▶ **Provided information**
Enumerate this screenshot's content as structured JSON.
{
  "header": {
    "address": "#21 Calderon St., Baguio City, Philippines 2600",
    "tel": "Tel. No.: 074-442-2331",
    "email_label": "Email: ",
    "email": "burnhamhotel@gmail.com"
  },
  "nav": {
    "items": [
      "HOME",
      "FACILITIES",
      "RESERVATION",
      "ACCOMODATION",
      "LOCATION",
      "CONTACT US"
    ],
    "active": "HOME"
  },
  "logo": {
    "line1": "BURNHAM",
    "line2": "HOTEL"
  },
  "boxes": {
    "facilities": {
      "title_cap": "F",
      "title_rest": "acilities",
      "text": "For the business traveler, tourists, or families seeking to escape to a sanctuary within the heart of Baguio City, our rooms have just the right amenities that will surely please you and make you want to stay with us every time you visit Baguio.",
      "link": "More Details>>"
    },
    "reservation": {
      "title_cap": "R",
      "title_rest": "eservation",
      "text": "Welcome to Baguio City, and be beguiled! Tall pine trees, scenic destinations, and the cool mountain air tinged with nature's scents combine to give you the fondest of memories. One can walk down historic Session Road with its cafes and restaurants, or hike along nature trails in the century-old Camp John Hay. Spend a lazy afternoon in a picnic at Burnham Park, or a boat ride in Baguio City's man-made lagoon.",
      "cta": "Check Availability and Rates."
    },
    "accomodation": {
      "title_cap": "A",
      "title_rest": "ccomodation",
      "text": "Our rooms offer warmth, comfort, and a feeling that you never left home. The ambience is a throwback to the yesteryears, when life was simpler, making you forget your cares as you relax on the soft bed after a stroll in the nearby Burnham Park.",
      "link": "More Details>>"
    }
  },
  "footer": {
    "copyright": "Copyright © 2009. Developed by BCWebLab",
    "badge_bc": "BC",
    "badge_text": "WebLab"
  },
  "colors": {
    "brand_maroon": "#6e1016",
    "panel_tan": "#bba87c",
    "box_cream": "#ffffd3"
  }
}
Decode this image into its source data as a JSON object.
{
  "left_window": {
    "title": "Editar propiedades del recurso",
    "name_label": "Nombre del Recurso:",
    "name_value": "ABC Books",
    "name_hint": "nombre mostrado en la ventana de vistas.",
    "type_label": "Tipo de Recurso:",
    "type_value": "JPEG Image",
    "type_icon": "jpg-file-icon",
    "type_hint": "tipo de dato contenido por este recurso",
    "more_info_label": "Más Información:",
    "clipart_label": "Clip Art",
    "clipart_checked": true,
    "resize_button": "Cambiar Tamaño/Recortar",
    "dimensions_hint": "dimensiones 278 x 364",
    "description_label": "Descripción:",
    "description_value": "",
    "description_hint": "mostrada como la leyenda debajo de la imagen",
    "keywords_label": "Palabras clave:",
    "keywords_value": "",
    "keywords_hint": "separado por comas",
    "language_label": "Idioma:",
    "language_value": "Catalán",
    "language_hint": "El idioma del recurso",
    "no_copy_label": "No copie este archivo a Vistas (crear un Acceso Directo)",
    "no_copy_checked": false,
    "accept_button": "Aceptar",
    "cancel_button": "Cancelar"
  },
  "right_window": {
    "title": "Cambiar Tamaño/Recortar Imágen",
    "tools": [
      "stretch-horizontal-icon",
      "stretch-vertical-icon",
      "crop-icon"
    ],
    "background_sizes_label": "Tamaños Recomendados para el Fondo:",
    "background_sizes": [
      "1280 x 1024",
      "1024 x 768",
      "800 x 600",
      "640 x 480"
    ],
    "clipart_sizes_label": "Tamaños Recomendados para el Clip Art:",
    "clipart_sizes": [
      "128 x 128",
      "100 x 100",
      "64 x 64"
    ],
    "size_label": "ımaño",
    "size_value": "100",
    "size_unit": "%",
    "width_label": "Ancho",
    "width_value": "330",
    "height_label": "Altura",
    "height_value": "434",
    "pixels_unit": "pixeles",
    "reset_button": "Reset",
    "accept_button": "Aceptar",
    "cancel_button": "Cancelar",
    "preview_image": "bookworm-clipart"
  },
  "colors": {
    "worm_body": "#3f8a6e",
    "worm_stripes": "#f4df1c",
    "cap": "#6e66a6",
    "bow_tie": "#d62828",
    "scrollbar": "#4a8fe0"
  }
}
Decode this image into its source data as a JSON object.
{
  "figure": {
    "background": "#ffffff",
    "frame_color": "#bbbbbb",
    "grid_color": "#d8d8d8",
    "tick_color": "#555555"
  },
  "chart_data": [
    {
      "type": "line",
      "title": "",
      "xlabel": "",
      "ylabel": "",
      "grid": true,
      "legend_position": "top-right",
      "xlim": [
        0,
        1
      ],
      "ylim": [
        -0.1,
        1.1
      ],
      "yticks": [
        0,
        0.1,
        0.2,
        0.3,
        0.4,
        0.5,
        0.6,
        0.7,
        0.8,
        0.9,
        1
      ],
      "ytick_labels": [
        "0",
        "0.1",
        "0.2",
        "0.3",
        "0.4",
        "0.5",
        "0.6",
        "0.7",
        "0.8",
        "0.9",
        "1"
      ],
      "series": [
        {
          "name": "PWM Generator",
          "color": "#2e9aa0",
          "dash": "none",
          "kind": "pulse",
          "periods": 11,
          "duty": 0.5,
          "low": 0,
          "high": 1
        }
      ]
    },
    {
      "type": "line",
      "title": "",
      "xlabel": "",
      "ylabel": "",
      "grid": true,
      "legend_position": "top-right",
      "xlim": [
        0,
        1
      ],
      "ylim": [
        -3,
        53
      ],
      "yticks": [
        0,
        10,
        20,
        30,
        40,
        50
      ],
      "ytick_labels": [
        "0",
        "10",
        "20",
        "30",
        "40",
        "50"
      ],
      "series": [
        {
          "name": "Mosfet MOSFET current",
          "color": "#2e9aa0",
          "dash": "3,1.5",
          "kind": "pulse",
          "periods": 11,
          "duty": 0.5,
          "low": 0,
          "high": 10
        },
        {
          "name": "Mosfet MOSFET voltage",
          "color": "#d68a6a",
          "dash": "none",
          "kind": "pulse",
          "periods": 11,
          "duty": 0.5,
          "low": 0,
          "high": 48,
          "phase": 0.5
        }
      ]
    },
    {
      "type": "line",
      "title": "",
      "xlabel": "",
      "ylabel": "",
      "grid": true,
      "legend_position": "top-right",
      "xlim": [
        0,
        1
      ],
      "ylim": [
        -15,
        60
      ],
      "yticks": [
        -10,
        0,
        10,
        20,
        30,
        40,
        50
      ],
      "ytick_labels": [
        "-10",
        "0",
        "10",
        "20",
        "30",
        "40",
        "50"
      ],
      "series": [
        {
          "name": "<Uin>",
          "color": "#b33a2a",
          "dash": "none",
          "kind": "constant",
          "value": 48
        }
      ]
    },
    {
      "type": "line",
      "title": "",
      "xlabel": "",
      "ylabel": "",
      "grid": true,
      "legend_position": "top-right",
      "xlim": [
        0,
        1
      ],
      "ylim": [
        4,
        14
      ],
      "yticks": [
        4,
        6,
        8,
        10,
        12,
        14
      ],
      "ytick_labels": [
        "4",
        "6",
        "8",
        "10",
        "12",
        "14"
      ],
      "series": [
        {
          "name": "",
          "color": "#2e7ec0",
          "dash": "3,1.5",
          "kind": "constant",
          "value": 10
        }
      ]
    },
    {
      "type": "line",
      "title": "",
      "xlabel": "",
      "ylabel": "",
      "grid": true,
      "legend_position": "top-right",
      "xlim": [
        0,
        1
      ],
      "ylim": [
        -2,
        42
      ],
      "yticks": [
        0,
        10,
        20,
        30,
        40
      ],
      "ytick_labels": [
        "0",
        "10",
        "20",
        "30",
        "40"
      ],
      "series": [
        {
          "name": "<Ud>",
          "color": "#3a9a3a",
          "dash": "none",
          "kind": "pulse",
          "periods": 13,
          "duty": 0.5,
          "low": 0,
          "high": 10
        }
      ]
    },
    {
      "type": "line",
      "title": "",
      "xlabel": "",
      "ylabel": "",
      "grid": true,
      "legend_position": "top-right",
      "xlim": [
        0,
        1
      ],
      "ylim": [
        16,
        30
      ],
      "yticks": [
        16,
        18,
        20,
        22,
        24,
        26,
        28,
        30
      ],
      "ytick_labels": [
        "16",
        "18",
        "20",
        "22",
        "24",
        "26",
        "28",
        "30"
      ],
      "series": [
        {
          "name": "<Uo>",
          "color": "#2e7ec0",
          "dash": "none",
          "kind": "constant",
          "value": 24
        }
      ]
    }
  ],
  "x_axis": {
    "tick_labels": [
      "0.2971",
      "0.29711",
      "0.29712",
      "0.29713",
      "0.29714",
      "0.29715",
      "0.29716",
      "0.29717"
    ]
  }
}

▶ **What you have to do**
What is the number of lines in the data holding the word "rooms"? Reply with that number only.

▶ **The reply**
2